### TASK DESCRIPTION
Check each line of the records below for the word "name" and copy those where it appears.

### TASK DATA
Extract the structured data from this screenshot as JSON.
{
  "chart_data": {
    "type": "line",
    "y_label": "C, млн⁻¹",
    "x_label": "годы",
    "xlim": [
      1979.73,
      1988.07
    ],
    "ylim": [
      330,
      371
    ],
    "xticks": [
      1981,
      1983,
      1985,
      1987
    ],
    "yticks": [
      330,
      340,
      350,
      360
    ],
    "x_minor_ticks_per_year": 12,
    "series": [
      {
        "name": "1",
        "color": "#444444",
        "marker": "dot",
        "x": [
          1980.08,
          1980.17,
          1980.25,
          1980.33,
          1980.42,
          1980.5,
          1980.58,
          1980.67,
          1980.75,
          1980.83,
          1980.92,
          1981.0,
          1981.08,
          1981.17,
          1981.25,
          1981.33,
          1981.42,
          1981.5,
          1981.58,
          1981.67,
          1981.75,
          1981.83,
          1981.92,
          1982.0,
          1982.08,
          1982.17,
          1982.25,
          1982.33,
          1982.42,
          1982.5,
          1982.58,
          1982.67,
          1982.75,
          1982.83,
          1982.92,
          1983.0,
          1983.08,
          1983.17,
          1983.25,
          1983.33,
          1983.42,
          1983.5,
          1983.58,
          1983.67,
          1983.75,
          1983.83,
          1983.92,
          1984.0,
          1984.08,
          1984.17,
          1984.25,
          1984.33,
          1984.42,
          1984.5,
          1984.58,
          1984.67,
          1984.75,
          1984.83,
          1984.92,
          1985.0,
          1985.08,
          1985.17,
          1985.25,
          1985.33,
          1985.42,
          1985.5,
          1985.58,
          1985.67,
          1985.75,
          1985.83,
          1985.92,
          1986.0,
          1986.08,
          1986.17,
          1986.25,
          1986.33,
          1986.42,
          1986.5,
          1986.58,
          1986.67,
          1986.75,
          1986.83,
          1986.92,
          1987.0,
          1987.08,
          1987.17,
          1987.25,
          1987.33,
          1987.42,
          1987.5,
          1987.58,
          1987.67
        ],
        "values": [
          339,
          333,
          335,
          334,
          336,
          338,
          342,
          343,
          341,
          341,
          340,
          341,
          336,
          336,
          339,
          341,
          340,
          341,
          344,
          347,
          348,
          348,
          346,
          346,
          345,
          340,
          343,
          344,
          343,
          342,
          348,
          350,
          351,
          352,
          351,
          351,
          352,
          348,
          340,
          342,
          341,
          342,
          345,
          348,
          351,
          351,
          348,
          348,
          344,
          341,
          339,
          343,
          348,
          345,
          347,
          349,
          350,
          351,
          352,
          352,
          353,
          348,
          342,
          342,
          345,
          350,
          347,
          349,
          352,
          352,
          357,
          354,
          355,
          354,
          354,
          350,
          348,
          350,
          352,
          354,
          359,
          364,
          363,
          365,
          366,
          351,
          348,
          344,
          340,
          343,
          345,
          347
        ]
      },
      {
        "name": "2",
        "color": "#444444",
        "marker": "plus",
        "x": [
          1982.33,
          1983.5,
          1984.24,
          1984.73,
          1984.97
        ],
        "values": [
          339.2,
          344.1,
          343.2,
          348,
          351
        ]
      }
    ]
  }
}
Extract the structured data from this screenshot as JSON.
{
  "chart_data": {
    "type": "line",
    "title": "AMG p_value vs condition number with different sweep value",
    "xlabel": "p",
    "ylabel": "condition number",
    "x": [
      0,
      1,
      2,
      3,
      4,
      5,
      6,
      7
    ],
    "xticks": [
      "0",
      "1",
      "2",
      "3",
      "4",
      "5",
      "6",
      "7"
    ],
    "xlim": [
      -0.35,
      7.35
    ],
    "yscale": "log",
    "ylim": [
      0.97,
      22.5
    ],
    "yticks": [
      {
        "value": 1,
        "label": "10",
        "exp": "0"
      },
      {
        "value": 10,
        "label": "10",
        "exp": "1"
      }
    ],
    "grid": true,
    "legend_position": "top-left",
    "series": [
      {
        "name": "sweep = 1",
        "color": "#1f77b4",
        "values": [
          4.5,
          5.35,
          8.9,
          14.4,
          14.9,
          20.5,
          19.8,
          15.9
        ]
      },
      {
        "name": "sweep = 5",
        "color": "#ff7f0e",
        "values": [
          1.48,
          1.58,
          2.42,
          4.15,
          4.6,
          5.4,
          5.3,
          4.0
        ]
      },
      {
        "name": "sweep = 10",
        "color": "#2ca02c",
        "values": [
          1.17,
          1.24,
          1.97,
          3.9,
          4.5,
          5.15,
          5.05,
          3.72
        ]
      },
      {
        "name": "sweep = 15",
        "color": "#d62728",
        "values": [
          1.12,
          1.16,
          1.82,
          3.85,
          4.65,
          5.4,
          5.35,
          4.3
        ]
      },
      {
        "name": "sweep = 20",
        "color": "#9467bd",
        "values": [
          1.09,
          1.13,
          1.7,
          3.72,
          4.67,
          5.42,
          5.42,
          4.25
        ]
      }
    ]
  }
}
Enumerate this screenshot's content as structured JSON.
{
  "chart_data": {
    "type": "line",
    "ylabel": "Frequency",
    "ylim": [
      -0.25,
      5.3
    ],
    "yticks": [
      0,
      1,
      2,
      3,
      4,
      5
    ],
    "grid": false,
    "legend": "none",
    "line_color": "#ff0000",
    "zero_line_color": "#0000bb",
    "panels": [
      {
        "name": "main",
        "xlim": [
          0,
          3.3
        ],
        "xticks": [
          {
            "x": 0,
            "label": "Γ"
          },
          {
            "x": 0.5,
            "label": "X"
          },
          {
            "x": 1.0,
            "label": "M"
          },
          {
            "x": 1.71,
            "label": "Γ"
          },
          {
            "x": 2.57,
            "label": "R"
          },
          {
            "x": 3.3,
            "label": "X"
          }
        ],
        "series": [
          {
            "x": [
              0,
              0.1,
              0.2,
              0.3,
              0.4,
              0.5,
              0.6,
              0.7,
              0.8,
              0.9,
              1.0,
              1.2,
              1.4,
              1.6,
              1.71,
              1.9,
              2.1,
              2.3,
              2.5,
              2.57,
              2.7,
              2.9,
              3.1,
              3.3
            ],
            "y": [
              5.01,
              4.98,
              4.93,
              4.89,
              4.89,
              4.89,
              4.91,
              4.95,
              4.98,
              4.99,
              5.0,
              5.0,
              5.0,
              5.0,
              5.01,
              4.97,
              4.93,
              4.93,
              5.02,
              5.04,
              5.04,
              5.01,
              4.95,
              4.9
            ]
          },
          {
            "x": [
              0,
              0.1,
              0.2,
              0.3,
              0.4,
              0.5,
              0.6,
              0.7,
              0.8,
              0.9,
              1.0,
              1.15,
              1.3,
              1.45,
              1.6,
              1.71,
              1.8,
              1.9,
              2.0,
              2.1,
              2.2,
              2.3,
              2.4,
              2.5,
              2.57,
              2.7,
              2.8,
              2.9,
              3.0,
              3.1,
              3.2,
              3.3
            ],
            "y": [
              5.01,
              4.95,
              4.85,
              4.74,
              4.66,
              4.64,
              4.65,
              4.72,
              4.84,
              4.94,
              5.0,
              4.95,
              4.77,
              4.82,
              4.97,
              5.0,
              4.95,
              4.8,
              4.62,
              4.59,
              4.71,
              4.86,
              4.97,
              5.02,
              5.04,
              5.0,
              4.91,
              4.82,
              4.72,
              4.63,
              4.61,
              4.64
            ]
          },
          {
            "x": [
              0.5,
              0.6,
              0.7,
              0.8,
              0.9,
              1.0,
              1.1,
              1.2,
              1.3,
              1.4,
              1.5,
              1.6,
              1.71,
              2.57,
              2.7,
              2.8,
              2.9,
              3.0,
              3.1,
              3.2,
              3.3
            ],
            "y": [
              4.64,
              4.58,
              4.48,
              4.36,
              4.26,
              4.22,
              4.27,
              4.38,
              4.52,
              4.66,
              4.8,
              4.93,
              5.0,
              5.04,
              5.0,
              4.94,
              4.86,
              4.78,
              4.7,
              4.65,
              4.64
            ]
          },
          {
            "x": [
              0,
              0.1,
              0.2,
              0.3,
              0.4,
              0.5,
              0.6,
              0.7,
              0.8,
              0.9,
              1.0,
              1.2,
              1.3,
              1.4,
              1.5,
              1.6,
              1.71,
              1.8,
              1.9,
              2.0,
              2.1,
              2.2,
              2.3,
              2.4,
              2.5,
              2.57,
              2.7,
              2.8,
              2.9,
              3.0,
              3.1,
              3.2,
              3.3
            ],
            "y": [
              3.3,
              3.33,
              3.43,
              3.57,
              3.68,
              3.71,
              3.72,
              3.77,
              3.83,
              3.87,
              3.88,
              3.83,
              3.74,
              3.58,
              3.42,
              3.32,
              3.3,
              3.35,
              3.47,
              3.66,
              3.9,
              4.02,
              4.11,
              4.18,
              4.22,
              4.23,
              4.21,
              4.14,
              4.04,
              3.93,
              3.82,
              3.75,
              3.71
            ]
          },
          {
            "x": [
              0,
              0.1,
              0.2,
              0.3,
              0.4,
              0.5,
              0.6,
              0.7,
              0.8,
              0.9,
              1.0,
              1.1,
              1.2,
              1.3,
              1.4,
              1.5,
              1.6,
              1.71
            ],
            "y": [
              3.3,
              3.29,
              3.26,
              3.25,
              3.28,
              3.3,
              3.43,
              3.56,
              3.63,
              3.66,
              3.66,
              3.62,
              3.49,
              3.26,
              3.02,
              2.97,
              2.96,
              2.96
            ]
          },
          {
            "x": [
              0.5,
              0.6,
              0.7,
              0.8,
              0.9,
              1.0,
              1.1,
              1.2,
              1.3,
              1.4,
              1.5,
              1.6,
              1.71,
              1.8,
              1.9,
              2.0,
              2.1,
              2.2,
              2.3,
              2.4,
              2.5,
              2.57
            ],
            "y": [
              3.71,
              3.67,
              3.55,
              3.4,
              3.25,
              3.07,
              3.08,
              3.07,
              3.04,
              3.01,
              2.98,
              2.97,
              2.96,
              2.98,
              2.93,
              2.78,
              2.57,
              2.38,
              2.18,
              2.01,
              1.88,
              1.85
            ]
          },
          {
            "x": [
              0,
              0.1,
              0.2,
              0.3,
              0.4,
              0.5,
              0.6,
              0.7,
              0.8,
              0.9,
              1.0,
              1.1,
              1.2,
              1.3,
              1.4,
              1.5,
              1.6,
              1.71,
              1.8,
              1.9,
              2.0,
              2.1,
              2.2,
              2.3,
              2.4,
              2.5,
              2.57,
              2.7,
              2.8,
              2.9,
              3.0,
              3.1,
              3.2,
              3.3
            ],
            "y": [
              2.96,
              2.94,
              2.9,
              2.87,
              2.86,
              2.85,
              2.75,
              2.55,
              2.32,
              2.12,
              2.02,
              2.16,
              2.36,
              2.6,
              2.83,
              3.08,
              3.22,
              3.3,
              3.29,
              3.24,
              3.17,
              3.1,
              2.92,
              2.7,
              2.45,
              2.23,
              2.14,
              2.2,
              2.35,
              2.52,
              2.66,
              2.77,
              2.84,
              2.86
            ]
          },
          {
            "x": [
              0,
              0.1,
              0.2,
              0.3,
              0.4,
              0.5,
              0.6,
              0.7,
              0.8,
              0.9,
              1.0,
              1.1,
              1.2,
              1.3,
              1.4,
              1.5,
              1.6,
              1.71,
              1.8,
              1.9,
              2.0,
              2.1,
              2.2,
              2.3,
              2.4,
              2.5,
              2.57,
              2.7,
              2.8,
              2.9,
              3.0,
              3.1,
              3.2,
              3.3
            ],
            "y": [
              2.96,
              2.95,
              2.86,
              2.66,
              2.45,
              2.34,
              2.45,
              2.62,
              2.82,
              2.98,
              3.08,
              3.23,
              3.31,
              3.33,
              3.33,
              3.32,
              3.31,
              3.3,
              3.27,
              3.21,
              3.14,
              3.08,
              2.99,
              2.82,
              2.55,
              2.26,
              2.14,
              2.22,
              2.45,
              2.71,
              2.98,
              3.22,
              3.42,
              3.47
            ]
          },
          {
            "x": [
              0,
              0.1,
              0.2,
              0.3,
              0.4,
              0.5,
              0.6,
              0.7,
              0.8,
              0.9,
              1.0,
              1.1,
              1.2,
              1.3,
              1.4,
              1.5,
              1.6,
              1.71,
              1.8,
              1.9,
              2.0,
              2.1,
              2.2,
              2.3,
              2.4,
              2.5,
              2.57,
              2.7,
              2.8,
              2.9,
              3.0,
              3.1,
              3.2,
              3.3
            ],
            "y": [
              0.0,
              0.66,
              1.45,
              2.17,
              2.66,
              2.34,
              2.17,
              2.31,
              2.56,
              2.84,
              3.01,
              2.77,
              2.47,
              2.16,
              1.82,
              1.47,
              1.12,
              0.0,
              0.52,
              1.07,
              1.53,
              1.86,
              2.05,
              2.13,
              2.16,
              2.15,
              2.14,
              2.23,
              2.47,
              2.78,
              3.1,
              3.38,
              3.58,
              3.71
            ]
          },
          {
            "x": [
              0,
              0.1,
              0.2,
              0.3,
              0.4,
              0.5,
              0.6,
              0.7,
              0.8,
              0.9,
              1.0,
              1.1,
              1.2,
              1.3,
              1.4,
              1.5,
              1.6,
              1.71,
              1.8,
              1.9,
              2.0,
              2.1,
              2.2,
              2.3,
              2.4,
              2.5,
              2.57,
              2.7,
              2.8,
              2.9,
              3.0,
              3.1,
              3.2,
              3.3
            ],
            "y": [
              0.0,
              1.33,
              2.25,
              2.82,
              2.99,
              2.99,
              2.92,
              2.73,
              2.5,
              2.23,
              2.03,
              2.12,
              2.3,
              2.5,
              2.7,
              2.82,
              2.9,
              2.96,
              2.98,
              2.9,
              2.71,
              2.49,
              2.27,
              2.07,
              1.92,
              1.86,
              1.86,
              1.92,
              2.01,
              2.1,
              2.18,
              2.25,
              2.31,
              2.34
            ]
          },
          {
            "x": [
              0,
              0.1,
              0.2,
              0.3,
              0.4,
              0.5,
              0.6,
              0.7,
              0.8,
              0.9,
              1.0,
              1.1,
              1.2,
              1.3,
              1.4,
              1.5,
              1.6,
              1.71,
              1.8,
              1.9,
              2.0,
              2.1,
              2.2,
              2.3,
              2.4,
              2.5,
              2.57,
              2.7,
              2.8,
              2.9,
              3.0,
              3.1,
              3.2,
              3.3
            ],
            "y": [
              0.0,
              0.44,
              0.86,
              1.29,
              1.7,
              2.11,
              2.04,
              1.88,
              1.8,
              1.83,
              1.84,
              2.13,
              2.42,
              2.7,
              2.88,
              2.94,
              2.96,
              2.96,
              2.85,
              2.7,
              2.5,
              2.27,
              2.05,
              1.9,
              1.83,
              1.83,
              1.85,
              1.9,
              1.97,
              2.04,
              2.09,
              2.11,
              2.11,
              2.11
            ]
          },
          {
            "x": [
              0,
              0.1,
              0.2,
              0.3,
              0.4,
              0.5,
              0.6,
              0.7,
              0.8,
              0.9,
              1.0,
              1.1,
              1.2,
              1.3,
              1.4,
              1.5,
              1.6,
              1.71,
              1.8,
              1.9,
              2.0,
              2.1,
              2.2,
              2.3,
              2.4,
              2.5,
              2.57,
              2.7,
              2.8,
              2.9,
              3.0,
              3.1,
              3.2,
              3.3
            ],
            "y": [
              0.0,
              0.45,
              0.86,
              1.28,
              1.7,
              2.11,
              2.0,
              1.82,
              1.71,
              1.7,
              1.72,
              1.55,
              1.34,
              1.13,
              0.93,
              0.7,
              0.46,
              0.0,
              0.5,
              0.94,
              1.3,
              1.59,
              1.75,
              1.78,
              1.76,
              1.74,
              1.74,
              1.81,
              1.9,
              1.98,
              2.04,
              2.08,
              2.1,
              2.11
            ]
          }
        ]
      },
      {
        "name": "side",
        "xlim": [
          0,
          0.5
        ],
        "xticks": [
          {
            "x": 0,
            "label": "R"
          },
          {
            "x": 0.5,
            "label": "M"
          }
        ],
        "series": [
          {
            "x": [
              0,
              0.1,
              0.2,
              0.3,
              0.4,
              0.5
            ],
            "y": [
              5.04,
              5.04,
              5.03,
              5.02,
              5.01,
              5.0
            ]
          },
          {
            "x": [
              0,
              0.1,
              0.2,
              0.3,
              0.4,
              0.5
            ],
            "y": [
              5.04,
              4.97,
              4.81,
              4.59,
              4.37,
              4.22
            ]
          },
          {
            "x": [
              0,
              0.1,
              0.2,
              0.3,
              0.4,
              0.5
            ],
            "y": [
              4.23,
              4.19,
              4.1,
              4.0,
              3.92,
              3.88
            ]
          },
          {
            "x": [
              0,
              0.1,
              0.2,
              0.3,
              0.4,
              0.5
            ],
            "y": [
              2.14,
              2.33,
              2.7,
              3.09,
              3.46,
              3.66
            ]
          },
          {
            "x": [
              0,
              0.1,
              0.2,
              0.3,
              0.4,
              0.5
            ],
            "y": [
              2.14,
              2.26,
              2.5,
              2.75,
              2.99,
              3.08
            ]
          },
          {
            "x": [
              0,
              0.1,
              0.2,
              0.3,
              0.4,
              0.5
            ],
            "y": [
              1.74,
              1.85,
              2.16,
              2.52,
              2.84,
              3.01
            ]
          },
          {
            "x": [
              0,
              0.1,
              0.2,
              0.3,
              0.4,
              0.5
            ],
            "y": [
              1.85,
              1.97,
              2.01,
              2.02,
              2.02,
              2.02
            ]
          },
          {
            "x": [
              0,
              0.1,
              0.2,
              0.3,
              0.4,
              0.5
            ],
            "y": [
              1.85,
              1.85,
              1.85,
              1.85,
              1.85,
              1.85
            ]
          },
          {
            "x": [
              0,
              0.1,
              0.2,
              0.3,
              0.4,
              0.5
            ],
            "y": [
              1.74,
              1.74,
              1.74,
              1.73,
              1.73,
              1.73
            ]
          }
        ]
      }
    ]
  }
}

### ANSWER IN FULL
        "name": "1",
        "name": "2",
        "name": "sweep = 1",
        "name": "sweep = 5",
        "name": "sweep = 10",
        "name": "sweep = 15",
        "name": "sweep = 20",
        "name": "main",
        "name": "side",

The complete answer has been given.